» **Data shown**
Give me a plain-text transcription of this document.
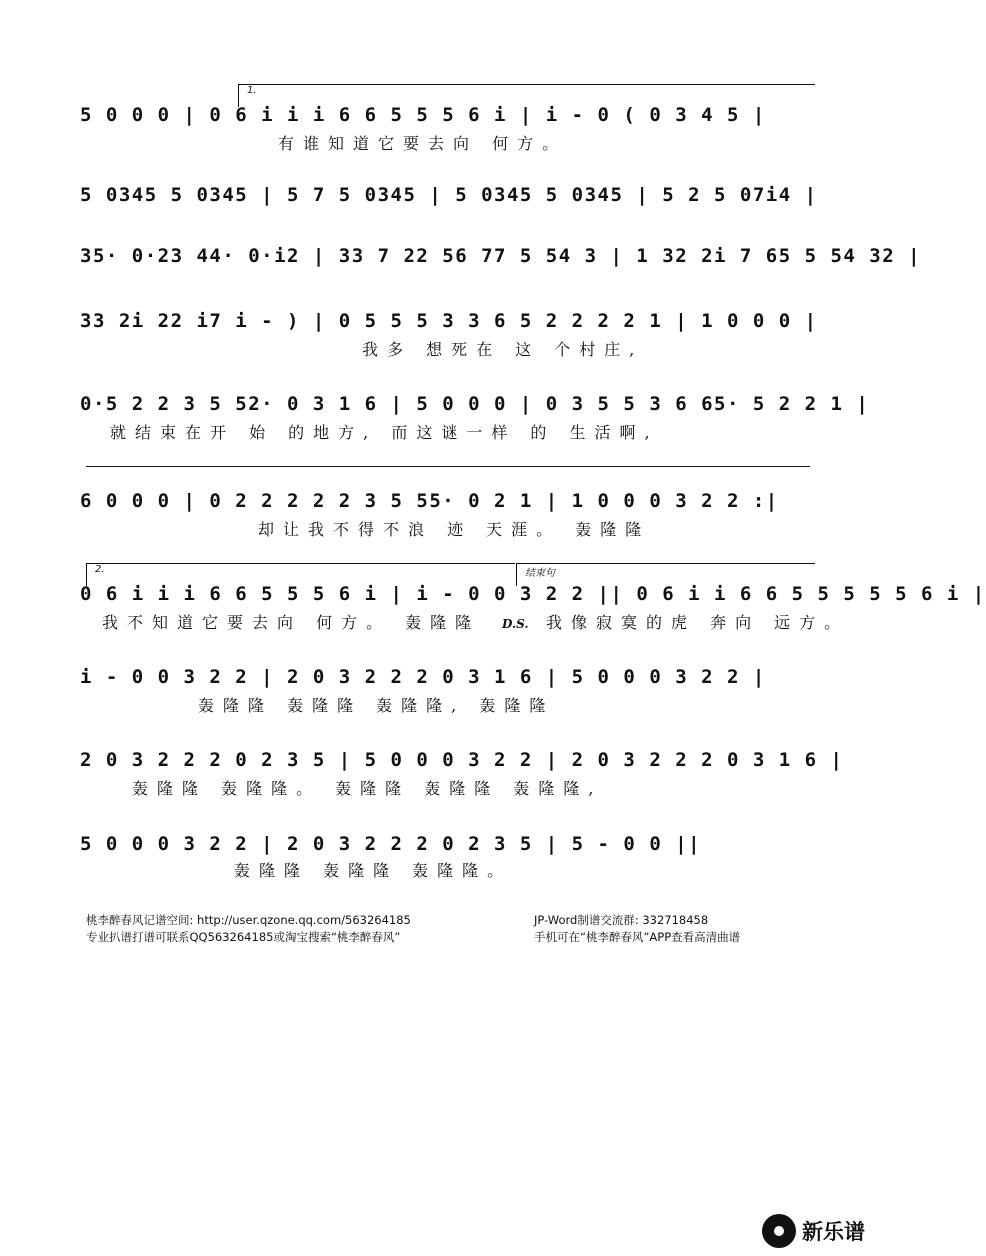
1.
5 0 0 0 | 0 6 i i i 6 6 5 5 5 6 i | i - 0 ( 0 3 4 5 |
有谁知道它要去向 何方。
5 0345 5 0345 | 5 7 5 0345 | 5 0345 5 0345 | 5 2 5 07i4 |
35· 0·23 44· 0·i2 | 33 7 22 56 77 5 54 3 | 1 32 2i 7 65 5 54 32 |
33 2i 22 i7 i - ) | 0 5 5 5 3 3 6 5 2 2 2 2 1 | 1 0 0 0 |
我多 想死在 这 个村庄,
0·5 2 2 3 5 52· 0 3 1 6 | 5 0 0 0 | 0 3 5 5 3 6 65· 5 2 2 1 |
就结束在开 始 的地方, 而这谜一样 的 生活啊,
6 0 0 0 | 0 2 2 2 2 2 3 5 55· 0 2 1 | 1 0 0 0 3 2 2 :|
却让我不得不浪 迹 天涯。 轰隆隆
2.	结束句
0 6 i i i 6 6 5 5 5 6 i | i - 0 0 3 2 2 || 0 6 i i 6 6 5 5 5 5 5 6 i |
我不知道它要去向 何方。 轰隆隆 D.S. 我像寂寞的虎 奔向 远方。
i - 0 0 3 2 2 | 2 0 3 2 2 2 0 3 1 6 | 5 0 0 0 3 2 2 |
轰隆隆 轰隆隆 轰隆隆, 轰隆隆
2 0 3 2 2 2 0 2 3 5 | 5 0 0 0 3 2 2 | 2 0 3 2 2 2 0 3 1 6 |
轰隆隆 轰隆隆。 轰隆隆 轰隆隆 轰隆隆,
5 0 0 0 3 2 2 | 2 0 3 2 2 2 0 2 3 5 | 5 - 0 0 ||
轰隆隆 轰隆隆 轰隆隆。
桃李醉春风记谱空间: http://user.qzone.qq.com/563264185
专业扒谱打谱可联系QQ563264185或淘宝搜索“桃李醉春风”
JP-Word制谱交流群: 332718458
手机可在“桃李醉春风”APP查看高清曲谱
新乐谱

» **Requirements**
Leave out the pictures and repeat everything else in the records exactly.

» **Expected answer**
Give me a plain-text transcription of this document.
1.
5 0 0 0 | 0 6 i i i 6 6 5 5 5 6 i | i - 0 ( 0 3 4 5 |
有谁知道它要去向 何方。
5 0345 5 0345 | 5 7 5 0345 | 5 0345 5 0345 | 5 2 5 07i4 |
35· 0·23 44· 0·i2 | 33 7 22 56 77 5 54 3 | 1 32 2i 7 65 5 54 32 |
33 2i 22 i7 i - ) | 0 5 5 5 3 3 6 5 2 2 2 2 1 | 1 0 0 0 |
我多 想死在 这 个村庄,
0·5 2 2 3 5 52· 0 3 1 6 | 5 0 0 0 | 0 3 5 5 3 6 65· 5 2 2 1 |
就结束在开 始 的地方, 而这谜一样 的 生活啊,
6 0 0 0 | 0 2 2 2 2 2 3 5 55· 0 2 1 | 1 0 0 0 3 2 2 :|
却让我不得不浪 迹 天涯。 轰隆隆
2.	结束句
0 6 i i i 6 6 5 5 5 6 i | i - 0 0 3 2 2 || 0 6 i i 6 6 5 5 5 5 5 6 i |
我不知道它要去向 何方。 轰隆隆 D.S. 我像寂寞的虎 奔向 远方。
i - 0 0 3 2 2 | 2 0 3 2 2 2 0 3 1 6 | 5 0 0 0 3 2 2 |
轰隆隆 轰隆隆 轰隆隆, 轰隆隆
2 0 3 2 2 2 0 2 3 5 | 5 0 0 0 3 2 2 | 2 0 3 2 2 2 0 3 1 6 |
轰隆隆 轰隆隆。 轰隆隆 轰隆隆 轰隆隆,
5 0 0 0 3 2 2 | 2 0 3 2 2 2 0 2 3 5 | 5 - 0 0 ||
轰隆隆 轰隆隆 轰隆隆。
桃李醉春风记谱空间: http://user.qzone.qq.com/563264185
专业扒谱打谱可联系QQ563264185或淘宝搜索“桃李醉春风”
JP-Word制谱交流群: 332718458
手机可在“桃李醉春风”APP查看高清曲谱
新乐谱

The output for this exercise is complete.